Requirements: Write out all of the entries exactly, please.

Dataset excerpts:
——
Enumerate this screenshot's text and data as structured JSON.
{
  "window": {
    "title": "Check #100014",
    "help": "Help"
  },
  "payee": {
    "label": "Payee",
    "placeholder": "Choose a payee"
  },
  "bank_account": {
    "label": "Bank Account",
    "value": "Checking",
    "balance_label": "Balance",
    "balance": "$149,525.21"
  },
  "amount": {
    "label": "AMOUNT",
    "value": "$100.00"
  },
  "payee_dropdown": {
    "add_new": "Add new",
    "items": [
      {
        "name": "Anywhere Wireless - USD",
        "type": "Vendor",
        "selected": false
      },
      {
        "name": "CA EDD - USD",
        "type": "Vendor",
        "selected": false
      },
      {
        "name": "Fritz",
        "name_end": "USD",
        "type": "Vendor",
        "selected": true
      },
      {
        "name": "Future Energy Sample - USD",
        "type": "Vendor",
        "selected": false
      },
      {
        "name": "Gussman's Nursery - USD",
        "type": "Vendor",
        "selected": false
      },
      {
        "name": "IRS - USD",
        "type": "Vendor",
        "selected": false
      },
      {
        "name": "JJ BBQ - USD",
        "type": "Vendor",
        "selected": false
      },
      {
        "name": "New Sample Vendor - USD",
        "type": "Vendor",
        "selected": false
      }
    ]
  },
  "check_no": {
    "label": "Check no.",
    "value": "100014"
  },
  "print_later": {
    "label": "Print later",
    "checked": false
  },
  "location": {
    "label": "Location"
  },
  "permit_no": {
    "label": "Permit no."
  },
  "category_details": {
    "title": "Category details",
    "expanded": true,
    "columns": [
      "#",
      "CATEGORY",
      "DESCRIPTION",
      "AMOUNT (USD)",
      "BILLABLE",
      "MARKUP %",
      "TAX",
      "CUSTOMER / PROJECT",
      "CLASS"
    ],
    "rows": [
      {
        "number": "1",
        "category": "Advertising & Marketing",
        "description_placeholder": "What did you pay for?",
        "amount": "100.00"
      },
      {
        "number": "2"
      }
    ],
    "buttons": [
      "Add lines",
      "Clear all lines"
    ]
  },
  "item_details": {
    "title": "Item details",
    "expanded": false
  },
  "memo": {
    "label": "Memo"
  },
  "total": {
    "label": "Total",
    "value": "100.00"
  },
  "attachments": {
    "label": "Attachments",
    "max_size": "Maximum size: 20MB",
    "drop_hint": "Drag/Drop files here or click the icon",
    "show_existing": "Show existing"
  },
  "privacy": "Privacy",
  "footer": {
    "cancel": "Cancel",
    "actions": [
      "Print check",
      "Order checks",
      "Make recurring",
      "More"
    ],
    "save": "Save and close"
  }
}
——
Result for this exercise:
Enumerate this screenshot's text and data as structured JSON.
{
  "window": {
    "title": "Check #100014",
    "help": "Help"
  },
  "payee": {
    "label": "Payee",
    "placeholder": "Choose a payee"
  },
  "bank_account": {
    "label": "Bank Account",
    "value": "Checking",
    "balance_label": "Balance",
    "balance": "$149,525.21"
  },
  "amount": {
    "label": "AMOUNT",
    "value": "$100.00"
  },
  "payee_dropdown": {
    "add_new": "Add new",
    "items": [
      {
        "name": "Anywhere Wireless - USD",
        "type": "Vendor",
        "selected": false
      },
      {
        "name": "CA EDD - USD",
        "type": "Vendor",
        "selected": false
      },
      {
        "name": "Fritz",
        "name_end": "USD",
        "type": "Vendor",
        "selected": true
      },
      {
        "name": "Future Energy Sample - USD",
        "type": "Vendor",
        "selected": false
      },
      {
        "name": "Gussman's Nursery - USD",
        "type": "Vendor",
        "selected": false
      },
      {
        "name": "IRS - USD",
        "type": "Vendor",
        "selected": false
      },
      {
        "name": "JJ BBQ - USD",
        "type": "Vendor",
        "selected": false
      },
      {
        "name": "New Sample Vendor - USD",
        "type": "Vendor",
        "selected": false
      }
    ]
  },
  "check_no": {
    "label": "Check no.",
    "value": "100014"
  },
  "print_later": {
    "label": "Print later",
    "checked": false
  },
  "location": {
    "label": "Location"
  },
  "permit_no": {
    "label": "Permit no."
  },
  "category_details": {
    "title": "Category details",
    "expanded": true,
    "columns": [
      "#",
      "CATEGORY",
      "DESCRIPTION",
      "AMOUNT (USD)",
      "BILLABLE",
      "MARKUP %",
      "TAX",
      "CUSTOMER / PROJECT",
      "CLASS"
    ],
    "rows": [
      {
        "number": "1",
        "category": "Advertising & Marketing",
        "description_placeholder": "What did you pay for?",
        "amount": "100.00"
      },
      {
        "number": "2"
      }
    ],
    "buttons": [
      "Add lines",
      "Clear all lines"
    ]
  },
  "item_details": {
    "title": "Item details",
    "expanded": false
  },
  "memo": {
    "label": "Memo"
  },
  "total": {
    "label": "Total",
    "value": "100.00"
  },
  "attachments": {
    "label": "Attachments",
    "max_size": "Maximum size: 20MB",
    "drop_hint": "Drag/Drop files here or click the icon",
    "show_existing": "Show existing"
  },
  "privacy": "Privacy",
  "footer": {
    "cancel": "Cancel",
    "actions": [
      "Print check",
      "Order checks",
      "Make recurring",
      "More"
    ],
    "save": "Save and close"
  }
}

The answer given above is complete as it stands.